**Task statement:** Return every record exactly as written.

**Records to use:**
»»
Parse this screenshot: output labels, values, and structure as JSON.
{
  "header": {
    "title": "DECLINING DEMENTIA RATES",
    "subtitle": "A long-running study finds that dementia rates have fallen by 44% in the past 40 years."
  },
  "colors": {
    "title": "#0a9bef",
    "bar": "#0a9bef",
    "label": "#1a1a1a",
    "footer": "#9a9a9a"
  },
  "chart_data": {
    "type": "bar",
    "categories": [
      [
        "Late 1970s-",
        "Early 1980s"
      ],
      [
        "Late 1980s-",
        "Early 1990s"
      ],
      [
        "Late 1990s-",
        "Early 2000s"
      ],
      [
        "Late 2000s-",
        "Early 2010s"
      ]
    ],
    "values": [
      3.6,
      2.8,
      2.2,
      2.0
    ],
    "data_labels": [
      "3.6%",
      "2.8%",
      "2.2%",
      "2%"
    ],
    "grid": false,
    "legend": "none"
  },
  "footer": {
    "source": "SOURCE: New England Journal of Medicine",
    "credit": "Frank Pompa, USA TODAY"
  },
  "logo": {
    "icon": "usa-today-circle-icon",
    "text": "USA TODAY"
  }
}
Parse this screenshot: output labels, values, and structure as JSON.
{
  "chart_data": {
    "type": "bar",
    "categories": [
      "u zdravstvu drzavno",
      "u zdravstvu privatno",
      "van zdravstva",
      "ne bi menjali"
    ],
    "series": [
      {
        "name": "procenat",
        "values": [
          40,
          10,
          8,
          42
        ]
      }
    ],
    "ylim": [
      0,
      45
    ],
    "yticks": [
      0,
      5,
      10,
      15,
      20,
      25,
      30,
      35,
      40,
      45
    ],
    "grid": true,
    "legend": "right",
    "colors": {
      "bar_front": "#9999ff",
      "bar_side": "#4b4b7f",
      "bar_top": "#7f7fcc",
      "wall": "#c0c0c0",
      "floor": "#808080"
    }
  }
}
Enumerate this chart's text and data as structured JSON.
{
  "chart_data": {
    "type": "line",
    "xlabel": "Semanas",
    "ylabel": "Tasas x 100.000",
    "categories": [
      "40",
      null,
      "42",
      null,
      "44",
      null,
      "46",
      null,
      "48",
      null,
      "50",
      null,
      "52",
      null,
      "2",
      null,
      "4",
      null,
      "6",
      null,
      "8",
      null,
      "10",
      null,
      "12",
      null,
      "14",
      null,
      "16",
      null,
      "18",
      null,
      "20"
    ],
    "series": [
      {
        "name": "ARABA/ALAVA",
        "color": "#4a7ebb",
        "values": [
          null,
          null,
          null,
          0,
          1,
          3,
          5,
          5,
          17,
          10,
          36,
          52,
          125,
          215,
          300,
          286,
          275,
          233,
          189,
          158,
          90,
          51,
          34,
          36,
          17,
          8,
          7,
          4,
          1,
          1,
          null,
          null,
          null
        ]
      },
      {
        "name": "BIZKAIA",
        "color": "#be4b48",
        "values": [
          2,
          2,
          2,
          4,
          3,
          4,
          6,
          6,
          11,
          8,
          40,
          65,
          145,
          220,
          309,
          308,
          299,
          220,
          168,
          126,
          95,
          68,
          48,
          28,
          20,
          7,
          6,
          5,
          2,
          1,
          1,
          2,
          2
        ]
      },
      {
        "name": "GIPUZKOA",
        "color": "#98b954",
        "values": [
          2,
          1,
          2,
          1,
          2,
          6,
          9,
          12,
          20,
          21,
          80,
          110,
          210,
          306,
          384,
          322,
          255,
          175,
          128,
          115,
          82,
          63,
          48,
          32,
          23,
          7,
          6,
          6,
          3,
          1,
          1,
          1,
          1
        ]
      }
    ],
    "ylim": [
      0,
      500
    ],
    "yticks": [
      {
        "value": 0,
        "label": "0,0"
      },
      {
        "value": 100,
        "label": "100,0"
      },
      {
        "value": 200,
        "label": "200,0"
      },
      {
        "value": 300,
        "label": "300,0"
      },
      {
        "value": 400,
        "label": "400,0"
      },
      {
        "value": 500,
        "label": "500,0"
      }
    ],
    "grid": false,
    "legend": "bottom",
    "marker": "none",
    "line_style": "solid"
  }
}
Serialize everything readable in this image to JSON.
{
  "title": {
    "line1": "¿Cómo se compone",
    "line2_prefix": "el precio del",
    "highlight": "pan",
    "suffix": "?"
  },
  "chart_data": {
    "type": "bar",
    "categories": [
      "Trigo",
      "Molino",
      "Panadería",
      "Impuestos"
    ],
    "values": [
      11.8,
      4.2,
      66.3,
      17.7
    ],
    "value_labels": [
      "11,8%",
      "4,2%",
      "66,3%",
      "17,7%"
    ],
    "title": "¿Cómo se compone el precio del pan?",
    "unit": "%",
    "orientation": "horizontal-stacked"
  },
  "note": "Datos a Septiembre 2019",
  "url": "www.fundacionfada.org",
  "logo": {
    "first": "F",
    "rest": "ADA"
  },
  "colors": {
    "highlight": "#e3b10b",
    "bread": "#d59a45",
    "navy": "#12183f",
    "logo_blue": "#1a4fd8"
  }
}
««
**Task output:**
Parse this screenshot: output labels, values, and structure as JSON.
{
  "header": {
    "title": "DECLINING DEMENTIA RATES",
    "subtitle": "A long-running study finds that dementia rates have fallen by 44% in the past 40 years."
  },
  "colors": {
    "title": "#0a9bef",
    "bar": "#0a9bef",
    "label": "#1a1a1a",
    "footer": "#9a9a9a"
  },
  "chart_data": {
    "type": "bar",
    "categories": [
      [
        "Late 1970s-",
        "Early 1980s"
      ],
      [
        "Late 1980s-",
        "Early 1990s"
      ],
      [
        "Late 1990s-",
        "Early 2000s"
      ],
      [
        "Late 2000s-",
        "Early 2010s"
      ]
    ],
    "values": [
      3.6,
      2.8,
      2.2,
      2.0
    ],
    "data_labels": [
      "3.6%",
      "2.8%",
      "2.2%",
      "2%"
    ],
    "grid": false,
    "legend": "none"
  },
  "footer": {
    "source": "SOURCE: New England Journal of Medicine",
    "credit": "Frank Pompa, USA TODAY"
  },
  "logo": {
    "icon": "usa-today-circle-icon",
    "text": "USA TODAY"
  }
}
Parse this screenshot: output labels, values, and structure as JSON.
{
  "chart_data": {
    "type": "bar",
    "categories": [
      "u zdravstvu drzavno",
      "u zdravstvu privatno",
      "van zdravstva",
      "ne bi menjali"
    ],
    "series": [
      {
        "name": "procenat",
        "values": [
          40,
          10,
          8,
          42
        ]
      }
    ],
    "ylim": [
      0,
      45
    ],
    "yticks": [
      0,
      5,
      10,
      15,
      20,
      25,
      30,
      35,
      40,
      45
    ],
    "grid": true,
    "legend": "right",
    "colors": {
      "bar_front": "#9999ff",
      "bar_side": "#4b4b7f",
      "bar_top": "#7f7fcc",
      "wall": "#c0c0c0",
      "floor": "#808080"
    }
  }
}
Enumerate this chart's text and data as structured JSON.
{
  "chart_data": {
    "type": "line",
    "xlabel": "Semanas",
    "ylabel": "Tasas x 100.000",
    "categories": [
      "40",
      null,
      "42",
      null,
      "44",
      null,
      "46",
      null,
      "48",
      null,
      "50",
      null,
      "52",
      null,
      "2",
      null,
      "4",
      null,
      "6",
      null,
      "8",
      null,
      "10",
      null,
      "12",
      null,
      "14",
      null,
      "16",
      null,
      "18",
      null,
      "20"
    ],
    "series": [
      {
        "name": "ARABA/ALAVA",
        "color": "#4a7ebb",
        "values": [
          null,
          null,
          null,
          0,
          1,
          3,
          5,
          5,
          17,
          10,
          36,
          52,
          125,
          215,
          300,
          286,
          275,
          233,
          189,
          158,
          90,
          51,
          34,
          36,
          17,
          8,
          7,
          4,
          1,
          1,
          null,
          null,
          null
        ]
      },
      {
        "name": "BIZKAIA",
        "color": "#be4b48",
        "values": [
          2,
          2,
          2,
          4,
          3,
          4,
          6,
          6,
          11,
          8,
          40,
          65,
          145,
          220,
          309,
          308,
          299,
          220,
          168,
          126,
          95,
          68,
          48,
          28,
          20,
          7,
          6,
          5,
          2,
          1,
          1,
          2,
          2
        ]
      },
      {
        "name": "GIPUZKOA",
        "color": "#98b954",
        "values": [
          2,
          1,
          2,
          1,
          2,
          6,
          9,
          12,
          20,
          21,
          80,
          110,
          210,
          306,
          384,
          322,
          255,
          175,
          128,
          115,
          82,
          63,
          48,
          32,
          23,
          7,
          6,
          6,
          3,
          1,
          1,
          1,
          1
        ]
      }
    ],
    "ylim": [
      0,
      500
    ],
    "yticks": [
      {
        "value": 0,
        "label": "0,0"
      },
      {
        "value": 100,
        "label": "100,0"
      },
      {
        "value": 200,
        "label": "200,0"
      },
      {
        "value": 300,
        "label": "300,0"
      },
      {
        "value": 400,
        "label": "400,0"
      },
      {
        "value": 500,
        "label": "500,0"
      }
    ],
    "grid": false,
    "legend": "bottom",
    "marker": "none",
    "line_style": "solid"
  }
}
Serialize everything readable in this image to JSON.
{
  "title": {
    "line1": "¿Cómo se compone",
    "line2_prefix": "el precio del",
    "highlight": "pan",
    "suffix": "?"
  },
  "chart_data": {
    "type": "bar",
    "categories": [
      "Trigo",
      "Molino",
      "Panadería",
      "Impuestos"
    ],
    "values": [
      11.8,
      4.2,
      66.3,
      17.7
    ],
    "value_labels": [
      "11,8%",
      "4,2%",
      "66,3%",
      "17,7%"
    ],
    "title": "¿Cómo se compone el precio del pan?",
    "unit": "%",
    "orientation": "horizontal-stacked"
  },
  "note": "Datos a Septiembre 2019",
  "url": "www.fundacionfada.org",
  "logo": {
    "first": "F",
    "rest": "ADA"
  },
  "colors": {
    "highlight": "#e3b10b",
    "bread": "#d59a45",
    "navy": "#12183f",
    "logo_blue": "#1a4fd8"
  }
}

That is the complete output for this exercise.